[Figure contents as structured data]
--- --- ---

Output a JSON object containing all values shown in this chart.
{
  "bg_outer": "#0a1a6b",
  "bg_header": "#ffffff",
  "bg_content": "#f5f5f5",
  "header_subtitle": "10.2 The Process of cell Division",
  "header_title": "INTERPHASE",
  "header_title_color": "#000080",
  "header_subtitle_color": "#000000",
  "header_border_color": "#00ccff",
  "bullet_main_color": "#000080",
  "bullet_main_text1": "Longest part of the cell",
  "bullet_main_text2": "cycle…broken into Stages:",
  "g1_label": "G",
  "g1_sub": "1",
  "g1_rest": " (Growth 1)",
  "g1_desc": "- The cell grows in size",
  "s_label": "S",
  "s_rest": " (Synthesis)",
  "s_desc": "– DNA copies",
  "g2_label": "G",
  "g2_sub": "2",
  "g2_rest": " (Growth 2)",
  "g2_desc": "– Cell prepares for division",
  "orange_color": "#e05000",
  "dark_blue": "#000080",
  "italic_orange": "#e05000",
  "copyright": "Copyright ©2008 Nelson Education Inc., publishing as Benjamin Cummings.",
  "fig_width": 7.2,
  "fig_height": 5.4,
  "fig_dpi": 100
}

--- --- ---

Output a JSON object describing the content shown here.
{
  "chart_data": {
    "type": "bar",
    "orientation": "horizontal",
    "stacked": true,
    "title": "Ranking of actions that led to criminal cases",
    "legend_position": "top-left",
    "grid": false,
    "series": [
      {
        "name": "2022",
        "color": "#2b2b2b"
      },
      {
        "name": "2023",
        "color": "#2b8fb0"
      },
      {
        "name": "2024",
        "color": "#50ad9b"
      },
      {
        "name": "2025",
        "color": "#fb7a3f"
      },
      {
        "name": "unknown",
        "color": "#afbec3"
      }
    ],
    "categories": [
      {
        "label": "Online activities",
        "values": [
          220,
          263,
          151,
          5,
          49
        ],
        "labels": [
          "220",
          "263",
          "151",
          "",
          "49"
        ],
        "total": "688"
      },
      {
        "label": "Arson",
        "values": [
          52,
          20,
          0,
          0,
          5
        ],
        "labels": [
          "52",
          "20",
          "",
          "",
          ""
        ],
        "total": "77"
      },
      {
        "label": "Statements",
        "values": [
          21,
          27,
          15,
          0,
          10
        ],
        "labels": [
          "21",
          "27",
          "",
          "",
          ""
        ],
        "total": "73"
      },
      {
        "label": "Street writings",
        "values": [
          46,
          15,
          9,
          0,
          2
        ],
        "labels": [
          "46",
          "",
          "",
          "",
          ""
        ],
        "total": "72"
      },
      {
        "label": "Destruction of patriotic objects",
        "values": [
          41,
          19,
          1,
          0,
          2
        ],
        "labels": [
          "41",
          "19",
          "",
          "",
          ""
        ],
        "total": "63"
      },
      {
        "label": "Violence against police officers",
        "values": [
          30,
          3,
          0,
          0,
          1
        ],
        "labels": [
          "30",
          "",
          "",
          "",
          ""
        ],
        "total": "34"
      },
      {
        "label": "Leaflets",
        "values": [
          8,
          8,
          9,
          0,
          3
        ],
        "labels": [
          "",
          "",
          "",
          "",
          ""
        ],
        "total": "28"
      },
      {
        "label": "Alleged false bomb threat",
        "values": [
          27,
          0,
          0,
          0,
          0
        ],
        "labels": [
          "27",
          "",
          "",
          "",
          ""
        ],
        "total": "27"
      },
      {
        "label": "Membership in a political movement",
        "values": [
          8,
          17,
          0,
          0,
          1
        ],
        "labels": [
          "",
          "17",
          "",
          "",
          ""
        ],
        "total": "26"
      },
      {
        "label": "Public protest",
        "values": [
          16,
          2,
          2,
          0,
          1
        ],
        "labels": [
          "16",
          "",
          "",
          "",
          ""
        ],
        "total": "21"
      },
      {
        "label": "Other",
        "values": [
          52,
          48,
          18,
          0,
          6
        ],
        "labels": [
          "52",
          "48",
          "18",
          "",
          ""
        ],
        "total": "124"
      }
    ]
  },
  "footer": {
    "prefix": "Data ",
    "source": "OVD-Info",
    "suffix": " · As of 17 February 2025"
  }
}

--- --- ---

#### [Instruction]
Go through the material and select each line with the string "total" in it.

#### [Task output]
        "total": "688"
        "total": "77"
        "total": "73"
        "total": "72"
        "total": "63"
        "total": "34"
        "total": "28"
        "total": "27"
        "total": "26"
        "total": "21"
        "total": "124"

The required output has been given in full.